> _WORK TO BE COMPLETED_
Below are records; work out how many of their lines contain "color" and give only that number.

> _SOURCE MATERIAL_
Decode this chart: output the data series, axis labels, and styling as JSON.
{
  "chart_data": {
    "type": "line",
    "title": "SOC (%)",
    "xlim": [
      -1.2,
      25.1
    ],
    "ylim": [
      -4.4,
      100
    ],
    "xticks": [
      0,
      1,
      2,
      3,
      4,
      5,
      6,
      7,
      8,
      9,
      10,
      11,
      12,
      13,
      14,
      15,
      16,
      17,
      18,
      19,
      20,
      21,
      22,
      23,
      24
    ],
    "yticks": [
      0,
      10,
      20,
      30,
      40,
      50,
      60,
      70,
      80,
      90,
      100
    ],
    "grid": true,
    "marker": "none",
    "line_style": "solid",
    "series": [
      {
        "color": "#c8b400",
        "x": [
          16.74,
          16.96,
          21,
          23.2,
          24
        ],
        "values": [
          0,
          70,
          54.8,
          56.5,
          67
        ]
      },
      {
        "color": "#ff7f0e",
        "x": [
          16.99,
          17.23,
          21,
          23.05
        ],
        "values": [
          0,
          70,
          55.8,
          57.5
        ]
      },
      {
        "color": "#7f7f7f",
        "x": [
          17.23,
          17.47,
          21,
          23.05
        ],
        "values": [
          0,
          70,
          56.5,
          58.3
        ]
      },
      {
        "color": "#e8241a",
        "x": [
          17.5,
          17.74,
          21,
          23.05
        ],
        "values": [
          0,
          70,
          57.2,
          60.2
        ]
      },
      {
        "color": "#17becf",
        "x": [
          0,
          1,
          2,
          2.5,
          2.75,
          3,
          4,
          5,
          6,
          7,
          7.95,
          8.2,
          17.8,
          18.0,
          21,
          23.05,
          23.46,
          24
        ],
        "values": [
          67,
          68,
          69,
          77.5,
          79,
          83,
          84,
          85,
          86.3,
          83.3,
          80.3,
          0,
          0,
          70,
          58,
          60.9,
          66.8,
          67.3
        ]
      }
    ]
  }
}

> _OUTPUT_
5